[Data records]
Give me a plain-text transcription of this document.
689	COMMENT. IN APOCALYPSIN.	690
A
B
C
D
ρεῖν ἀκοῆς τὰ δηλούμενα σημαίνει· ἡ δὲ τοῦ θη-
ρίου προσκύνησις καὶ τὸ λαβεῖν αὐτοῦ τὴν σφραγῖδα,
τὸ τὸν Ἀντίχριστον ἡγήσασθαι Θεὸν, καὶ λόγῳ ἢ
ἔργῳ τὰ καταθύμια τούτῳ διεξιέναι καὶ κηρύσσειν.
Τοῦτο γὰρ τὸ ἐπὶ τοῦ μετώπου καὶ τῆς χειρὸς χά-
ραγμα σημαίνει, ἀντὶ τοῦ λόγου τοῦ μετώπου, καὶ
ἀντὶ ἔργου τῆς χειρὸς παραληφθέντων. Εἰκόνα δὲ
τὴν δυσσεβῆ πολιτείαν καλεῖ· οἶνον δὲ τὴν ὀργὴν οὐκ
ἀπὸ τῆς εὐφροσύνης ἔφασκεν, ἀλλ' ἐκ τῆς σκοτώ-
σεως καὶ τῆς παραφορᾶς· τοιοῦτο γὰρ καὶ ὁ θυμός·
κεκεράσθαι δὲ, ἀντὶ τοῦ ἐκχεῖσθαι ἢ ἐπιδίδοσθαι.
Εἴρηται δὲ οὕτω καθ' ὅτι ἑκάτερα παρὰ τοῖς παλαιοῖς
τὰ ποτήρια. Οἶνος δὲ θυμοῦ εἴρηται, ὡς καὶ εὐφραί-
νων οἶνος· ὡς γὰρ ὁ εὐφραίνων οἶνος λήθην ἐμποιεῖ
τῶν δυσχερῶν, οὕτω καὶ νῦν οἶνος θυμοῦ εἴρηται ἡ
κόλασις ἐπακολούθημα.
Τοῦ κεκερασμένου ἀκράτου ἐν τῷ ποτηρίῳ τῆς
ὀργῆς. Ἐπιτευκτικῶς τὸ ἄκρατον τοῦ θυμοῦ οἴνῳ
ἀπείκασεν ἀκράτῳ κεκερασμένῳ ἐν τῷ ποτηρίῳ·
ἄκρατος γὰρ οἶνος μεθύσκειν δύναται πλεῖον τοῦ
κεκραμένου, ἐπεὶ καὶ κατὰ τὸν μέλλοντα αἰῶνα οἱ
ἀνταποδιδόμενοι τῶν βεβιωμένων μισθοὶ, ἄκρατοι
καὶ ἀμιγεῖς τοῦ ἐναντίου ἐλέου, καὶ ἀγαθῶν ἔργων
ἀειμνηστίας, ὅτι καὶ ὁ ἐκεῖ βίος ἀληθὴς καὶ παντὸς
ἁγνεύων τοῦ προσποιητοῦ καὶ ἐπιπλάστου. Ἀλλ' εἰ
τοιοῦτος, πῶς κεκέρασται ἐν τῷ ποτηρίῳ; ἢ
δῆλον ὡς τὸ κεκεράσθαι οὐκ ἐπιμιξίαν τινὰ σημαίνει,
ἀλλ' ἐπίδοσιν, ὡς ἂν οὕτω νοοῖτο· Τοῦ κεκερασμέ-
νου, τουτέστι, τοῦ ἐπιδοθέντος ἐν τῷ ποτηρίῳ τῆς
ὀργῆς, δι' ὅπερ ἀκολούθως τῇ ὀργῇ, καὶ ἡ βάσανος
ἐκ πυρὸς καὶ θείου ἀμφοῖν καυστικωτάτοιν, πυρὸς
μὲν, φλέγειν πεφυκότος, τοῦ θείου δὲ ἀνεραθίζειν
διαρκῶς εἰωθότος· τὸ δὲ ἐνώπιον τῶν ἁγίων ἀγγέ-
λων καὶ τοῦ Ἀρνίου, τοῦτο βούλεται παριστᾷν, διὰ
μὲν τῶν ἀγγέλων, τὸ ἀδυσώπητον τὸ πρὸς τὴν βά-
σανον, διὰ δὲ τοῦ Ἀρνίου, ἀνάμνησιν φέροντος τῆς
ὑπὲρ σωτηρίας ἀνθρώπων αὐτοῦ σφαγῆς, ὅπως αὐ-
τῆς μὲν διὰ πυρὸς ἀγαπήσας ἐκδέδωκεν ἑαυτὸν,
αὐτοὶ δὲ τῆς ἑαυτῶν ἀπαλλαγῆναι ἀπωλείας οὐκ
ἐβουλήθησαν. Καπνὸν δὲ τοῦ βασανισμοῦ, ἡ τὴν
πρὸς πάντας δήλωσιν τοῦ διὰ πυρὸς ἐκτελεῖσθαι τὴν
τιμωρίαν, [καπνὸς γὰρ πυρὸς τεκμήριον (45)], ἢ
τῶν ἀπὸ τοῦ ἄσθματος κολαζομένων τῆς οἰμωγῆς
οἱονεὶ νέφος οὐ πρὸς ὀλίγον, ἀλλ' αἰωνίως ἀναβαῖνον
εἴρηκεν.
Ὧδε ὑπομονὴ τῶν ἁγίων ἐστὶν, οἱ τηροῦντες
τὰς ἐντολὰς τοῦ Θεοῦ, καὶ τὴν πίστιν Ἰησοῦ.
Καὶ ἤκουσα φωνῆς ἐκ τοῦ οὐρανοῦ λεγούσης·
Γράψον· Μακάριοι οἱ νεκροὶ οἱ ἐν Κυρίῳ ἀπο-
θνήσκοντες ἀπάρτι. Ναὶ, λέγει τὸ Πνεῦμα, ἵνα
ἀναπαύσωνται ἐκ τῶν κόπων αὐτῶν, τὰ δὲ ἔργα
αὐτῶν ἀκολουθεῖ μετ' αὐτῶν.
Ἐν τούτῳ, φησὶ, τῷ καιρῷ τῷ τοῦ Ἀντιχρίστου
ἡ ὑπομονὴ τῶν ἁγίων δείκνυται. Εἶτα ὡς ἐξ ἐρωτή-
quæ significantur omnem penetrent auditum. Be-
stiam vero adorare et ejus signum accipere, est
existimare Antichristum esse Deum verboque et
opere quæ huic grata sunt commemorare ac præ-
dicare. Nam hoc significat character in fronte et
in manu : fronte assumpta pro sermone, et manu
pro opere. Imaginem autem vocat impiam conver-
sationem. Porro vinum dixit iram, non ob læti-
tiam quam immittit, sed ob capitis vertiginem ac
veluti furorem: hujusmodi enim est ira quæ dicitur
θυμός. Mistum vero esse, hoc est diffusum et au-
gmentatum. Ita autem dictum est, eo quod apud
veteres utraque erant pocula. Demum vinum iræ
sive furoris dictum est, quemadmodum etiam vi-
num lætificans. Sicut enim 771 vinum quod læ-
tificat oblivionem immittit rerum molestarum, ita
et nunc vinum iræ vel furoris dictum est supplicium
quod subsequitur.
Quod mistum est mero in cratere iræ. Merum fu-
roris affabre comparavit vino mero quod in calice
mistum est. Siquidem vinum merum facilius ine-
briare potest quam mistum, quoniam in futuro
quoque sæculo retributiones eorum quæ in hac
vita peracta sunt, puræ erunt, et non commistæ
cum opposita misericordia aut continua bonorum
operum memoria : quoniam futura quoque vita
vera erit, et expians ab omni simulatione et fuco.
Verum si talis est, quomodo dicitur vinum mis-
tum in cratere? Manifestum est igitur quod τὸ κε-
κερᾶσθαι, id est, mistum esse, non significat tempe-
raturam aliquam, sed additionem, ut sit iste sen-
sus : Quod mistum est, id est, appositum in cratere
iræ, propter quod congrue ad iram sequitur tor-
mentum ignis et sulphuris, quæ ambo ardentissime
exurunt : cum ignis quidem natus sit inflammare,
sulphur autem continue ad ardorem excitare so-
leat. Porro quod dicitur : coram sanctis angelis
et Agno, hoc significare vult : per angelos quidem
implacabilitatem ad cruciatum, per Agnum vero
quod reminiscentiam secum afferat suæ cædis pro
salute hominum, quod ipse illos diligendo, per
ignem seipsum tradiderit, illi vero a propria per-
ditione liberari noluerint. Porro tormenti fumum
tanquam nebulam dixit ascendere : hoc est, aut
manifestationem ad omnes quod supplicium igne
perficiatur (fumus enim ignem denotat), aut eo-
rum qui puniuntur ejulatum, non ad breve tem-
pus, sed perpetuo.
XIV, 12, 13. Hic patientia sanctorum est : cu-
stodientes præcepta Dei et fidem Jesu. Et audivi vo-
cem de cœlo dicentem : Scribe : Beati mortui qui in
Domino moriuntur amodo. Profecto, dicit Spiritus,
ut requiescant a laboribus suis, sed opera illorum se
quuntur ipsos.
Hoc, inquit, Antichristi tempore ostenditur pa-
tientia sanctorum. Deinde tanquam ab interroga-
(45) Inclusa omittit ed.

* [Exercise]
From the entries above, extract every line where the word "Ἀρνίου" appears.

* [Written answer]
λων καὶ τοῦ Ἀρνίου, τοῦτο βούλεται παριστᾷν, διὰ
σανον, διὰ δὲ τοῦ Ἀρνίου, ἀνάμνησιν φέροντος τῆς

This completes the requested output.